Stated task:
Repeat, unchanged, the part of the records that opens with their first line and closes with the line containing "back-to-creation-button[interactable]: Back to", including both of those lines.

Records from a collection

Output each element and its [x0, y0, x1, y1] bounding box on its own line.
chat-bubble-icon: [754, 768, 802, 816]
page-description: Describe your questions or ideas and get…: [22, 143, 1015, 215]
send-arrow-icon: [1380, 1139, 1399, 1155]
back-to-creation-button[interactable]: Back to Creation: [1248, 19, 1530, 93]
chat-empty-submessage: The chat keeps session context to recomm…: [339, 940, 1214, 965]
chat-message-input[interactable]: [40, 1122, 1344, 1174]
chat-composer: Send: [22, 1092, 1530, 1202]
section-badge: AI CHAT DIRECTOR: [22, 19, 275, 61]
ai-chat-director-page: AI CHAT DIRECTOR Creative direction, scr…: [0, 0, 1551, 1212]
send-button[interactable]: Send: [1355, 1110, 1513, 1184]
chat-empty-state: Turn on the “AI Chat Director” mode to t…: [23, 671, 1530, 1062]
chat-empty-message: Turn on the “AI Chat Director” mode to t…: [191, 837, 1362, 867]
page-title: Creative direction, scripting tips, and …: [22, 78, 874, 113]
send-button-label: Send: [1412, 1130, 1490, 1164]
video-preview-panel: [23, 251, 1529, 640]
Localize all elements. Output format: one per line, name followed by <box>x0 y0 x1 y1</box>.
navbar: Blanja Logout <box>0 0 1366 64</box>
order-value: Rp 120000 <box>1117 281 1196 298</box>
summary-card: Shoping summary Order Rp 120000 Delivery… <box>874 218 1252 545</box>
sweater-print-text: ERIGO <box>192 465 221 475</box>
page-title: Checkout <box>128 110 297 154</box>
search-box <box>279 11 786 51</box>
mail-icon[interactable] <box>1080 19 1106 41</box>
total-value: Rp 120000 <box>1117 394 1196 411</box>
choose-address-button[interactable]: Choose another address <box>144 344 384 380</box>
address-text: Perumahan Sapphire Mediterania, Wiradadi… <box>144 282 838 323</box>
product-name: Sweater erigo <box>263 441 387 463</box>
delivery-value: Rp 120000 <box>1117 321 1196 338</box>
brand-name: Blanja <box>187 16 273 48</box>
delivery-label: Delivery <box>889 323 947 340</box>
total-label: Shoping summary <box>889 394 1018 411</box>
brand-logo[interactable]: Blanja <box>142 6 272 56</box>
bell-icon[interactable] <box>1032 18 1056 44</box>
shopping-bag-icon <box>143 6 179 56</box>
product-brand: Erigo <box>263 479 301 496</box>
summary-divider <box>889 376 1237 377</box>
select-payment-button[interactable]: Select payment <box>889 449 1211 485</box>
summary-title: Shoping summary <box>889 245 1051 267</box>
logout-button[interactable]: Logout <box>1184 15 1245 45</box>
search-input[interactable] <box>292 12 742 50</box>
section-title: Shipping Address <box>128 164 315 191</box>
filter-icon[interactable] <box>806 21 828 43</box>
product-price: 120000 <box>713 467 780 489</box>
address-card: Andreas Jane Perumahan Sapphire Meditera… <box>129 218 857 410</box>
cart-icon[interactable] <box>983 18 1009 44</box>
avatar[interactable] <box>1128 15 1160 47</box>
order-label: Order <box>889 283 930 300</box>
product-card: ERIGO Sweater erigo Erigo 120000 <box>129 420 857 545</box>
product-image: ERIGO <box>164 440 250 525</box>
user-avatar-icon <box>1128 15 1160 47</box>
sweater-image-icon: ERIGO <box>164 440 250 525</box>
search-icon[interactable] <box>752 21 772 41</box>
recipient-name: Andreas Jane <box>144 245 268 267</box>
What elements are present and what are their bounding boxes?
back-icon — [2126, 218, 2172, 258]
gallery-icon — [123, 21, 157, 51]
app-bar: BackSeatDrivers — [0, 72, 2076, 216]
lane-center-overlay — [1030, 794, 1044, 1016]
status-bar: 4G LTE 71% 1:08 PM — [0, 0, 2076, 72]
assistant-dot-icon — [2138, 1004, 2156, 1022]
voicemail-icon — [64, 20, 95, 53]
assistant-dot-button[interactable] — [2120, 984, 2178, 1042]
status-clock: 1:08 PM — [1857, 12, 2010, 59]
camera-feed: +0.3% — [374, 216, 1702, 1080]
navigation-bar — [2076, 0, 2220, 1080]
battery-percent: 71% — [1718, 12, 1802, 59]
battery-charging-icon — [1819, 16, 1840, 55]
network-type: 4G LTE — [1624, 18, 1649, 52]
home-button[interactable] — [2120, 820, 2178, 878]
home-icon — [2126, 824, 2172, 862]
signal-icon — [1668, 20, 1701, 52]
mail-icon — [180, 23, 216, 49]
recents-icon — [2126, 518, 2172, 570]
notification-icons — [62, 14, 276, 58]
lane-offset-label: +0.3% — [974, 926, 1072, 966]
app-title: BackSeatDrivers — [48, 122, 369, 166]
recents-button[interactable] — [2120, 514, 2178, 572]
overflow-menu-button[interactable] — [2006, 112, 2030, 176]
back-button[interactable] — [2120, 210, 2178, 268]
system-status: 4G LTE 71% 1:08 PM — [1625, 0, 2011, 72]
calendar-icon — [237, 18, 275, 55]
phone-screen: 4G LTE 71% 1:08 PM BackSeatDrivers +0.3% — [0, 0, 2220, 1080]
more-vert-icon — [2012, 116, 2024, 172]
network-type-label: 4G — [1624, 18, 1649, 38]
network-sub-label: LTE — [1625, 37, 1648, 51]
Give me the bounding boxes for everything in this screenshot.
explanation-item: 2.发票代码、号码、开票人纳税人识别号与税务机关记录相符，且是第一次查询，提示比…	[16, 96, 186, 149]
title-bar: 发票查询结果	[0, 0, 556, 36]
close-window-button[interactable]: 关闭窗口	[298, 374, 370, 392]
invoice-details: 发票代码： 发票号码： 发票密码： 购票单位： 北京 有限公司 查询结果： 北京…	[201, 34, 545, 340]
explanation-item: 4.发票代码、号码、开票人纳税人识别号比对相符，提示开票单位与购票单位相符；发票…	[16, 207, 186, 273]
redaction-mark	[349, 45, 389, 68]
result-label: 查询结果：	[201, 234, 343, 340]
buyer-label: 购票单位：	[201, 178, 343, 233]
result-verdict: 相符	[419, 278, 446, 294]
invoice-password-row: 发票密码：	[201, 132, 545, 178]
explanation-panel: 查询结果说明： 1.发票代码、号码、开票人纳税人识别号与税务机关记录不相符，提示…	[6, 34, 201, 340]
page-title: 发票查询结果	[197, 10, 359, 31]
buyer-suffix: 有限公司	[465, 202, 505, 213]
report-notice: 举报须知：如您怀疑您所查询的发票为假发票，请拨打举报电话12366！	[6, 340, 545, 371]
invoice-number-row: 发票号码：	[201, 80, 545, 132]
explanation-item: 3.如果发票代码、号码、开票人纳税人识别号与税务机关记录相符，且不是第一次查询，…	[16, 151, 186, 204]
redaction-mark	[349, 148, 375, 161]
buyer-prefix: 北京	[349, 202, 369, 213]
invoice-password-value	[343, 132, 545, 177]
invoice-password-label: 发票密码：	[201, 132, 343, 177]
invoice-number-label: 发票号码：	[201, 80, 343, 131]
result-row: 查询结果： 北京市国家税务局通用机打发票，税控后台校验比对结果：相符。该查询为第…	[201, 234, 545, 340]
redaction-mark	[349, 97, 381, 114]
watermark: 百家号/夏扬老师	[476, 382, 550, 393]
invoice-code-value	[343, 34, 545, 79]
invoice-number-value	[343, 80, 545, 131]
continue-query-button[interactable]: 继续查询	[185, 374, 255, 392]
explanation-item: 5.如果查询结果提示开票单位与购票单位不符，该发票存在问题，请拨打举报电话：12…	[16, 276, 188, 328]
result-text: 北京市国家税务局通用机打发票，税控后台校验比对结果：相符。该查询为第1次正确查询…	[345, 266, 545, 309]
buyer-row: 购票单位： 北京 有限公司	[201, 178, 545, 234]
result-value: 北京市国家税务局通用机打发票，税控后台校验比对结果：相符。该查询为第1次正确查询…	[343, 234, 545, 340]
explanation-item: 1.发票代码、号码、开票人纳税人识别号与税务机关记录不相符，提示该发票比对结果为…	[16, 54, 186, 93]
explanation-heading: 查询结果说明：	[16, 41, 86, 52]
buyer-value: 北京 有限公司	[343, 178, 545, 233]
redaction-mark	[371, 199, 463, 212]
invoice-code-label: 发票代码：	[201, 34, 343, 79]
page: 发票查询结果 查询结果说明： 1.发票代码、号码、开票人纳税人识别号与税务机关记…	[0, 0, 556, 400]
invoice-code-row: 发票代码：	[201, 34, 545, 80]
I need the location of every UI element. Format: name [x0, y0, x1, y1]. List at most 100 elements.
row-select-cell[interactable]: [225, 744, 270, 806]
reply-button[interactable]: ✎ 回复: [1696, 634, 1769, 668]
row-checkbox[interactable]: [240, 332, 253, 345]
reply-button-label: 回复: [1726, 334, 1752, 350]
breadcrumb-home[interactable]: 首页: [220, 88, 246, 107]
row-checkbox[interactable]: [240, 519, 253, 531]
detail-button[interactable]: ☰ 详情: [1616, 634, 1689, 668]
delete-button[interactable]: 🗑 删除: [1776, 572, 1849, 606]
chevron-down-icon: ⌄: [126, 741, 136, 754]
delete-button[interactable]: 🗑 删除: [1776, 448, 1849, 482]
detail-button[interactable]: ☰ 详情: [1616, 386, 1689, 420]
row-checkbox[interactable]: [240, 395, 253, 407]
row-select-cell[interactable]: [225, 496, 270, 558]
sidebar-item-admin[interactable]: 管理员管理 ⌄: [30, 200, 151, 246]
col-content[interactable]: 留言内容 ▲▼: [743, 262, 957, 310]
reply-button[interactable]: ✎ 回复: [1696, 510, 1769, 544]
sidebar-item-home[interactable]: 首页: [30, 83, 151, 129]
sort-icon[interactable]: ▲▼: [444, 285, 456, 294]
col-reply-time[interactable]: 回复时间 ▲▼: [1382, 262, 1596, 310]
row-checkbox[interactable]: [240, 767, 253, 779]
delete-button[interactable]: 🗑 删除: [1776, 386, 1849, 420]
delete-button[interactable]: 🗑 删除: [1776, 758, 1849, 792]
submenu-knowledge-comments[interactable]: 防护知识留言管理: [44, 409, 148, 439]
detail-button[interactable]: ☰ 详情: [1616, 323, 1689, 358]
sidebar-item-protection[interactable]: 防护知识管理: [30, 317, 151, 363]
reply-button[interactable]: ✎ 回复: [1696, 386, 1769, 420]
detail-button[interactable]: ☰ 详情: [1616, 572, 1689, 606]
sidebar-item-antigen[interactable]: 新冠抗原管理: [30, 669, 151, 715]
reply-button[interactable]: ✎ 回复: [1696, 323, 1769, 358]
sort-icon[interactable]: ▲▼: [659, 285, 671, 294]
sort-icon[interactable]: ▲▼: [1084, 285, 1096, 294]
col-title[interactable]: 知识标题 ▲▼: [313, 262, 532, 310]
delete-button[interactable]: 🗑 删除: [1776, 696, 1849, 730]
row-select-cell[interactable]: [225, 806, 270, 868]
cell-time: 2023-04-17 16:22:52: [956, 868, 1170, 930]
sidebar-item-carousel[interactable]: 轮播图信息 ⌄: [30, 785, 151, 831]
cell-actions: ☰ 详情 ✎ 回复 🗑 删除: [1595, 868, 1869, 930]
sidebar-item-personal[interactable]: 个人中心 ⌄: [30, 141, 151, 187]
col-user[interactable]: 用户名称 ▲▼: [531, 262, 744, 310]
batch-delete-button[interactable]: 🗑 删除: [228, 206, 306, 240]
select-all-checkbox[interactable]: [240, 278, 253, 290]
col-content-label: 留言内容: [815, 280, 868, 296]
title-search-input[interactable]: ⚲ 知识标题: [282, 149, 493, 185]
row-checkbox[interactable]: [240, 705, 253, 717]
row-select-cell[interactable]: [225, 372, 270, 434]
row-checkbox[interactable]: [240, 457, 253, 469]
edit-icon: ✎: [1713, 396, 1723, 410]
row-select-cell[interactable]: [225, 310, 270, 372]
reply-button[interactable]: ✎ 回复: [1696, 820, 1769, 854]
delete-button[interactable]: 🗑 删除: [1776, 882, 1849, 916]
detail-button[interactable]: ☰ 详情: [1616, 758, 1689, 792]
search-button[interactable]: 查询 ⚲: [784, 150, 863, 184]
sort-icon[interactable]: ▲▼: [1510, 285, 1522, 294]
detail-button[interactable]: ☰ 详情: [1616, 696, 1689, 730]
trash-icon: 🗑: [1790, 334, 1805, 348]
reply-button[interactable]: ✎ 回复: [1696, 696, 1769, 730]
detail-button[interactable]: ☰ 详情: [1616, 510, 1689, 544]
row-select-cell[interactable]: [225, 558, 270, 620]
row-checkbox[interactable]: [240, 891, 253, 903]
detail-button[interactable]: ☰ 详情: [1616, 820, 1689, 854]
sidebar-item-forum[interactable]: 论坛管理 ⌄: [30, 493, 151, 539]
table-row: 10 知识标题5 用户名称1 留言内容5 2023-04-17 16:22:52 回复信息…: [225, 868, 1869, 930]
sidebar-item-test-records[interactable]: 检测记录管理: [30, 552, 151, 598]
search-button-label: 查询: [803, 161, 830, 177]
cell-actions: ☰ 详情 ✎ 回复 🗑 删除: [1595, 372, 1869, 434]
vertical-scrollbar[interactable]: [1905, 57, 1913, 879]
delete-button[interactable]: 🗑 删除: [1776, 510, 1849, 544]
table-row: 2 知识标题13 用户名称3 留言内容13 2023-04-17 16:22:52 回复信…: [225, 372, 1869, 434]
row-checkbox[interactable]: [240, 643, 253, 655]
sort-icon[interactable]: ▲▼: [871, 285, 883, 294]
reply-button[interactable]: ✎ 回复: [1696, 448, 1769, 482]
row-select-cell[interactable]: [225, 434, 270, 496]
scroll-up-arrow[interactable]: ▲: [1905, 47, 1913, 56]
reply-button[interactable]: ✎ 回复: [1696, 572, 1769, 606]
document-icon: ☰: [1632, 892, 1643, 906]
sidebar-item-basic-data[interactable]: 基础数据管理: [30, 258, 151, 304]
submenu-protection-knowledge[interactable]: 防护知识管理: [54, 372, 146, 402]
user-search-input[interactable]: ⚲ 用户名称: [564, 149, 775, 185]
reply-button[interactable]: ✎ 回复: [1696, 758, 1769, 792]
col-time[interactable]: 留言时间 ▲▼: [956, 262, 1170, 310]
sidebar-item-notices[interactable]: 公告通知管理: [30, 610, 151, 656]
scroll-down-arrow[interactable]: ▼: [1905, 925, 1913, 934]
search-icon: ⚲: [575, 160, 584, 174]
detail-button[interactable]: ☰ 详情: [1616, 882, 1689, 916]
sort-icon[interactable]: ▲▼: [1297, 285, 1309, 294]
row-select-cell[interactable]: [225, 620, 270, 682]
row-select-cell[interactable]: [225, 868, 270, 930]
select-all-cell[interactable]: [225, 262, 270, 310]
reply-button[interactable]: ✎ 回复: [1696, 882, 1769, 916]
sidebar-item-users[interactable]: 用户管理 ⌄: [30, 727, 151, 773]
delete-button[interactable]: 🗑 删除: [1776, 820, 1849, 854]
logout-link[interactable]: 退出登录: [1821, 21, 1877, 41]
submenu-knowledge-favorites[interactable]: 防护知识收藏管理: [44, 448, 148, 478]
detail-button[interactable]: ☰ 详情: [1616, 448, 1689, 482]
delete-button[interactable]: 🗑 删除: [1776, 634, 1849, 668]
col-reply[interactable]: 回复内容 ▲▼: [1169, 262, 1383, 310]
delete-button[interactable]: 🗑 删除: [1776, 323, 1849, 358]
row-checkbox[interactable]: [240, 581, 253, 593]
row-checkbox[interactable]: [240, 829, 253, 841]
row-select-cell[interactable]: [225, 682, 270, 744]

Solved problem:
Output each element and its [x0, y0, x1, y1] bounding box on its own line.
chat-bubble-icon: [754, 768, 802, 816]
page-description: Describe your questions or ideas and get…: [22, 143, 1015, 215]
send-arrow-icon: [1380, 1139, 1399, 1155]
back-to-creation-button[interactable]: Back to Creation: [1248, 19, 1530, 93]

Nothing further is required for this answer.